The problem: Write out the entries below word for word, starting at the very first line and ending with the line that contains "306 280 350</box>", including that line. Stop there and leave out everything after it.

——————————

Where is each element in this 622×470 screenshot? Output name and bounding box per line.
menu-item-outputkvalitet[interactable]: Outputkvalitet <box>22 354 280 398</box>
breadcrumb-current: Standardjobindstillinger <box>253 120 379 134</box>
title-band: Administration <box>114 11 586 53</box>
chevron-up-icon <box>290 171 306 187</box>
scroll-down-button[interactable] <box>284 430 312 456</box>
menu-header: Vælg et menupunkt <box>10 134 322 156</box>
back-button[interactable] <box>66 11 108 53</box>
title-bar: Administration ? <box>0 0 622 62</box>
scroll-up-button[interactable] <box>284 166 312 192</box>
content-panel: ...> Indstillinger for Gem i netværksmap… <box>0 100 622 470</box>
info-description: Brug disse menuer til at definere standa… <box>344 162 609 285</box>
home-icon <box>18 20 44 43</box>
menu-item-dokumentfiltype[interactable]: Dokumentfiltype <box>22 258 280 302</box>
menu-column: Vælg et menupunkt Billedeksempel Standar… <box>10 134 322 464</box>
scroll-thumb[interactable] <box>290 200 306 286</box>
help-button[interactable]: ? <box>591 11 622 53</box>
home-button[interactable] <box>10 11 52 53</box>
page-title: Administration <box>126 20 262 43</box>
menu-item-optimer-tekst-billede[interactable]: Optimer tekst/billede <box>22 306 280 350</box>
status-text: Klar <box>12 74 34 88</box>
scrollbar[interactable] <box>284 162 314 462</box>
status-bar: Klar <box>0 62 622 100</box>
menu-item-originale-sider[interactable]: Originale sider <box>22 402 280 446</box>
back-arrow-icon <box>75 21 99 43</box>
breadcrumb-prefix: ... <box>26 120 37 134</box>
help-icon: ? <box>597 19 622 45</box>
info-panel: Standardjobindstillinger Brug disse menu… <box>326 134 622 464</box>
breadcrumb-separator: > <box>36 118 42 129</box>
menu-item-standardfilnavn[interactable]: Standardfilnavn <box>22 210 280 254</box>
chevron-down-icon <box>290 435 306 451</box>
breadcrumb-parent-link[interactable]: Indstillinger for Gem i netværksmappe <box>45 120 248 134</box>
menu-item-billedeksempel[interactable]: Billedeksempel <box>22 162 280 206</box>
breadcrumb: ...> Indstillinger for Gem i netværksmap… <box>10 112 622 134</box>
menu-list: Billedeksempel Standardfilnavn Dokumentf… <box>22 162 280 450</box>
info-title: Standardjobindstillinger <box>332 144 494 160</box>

——————————

Expected answer:
Where is each element in this 622×470 screenshot? Output name and bounding box per line.
menu-item-outputkvalitet[interactable]: Outputkvalitet <box>22 354 280 398</box>
breadcrumb-current: Standardjobindstillinger <box>253 120 379 134</box>
title-band: Administration <box>114 11 586 53</box>
chevron-up-icon <box>290 171 306 187</box>
scroll-down-button[interactable] <box>284 430 312 456</box>
menu-header: Vælg et menupunkt <box>10 134 322 156</box>
back-button[interactable] <box>66 11 108 53</box>
title-bar: Administration ? <box>0 0 622 62</box>
scroll-up-button[interactable] <box>284 166 312 192</box>
content-panel: ...> Indstillinger for Gem i netværksmap… <box>0 100 622 470</box>
info-description: Brug disse menuer til at definere standa… <box>344 162 609 285</box>
home-icon <box>18 20 44 43</box>
menu-item-dokumentfiltype[interactable]: Dokumentfiltype <box>22 258 280 302</box>
menu-column: Vælg et menupunkt Billedeksempel Standar… <box>10 134 322 464</box>
scroll-thumb[interactable] <box>290 200 306 286</box>
help-button[interactable]: ? <box>591 11 622 53</box>
home-button[interactable] <box>10 11 52 53</box>
page-title: Administration <box>126 20 262 43</box>
menu-item-optimer-tekst-billede[interactable]: Optimer tekst/billede <box>22 306 280 350</box>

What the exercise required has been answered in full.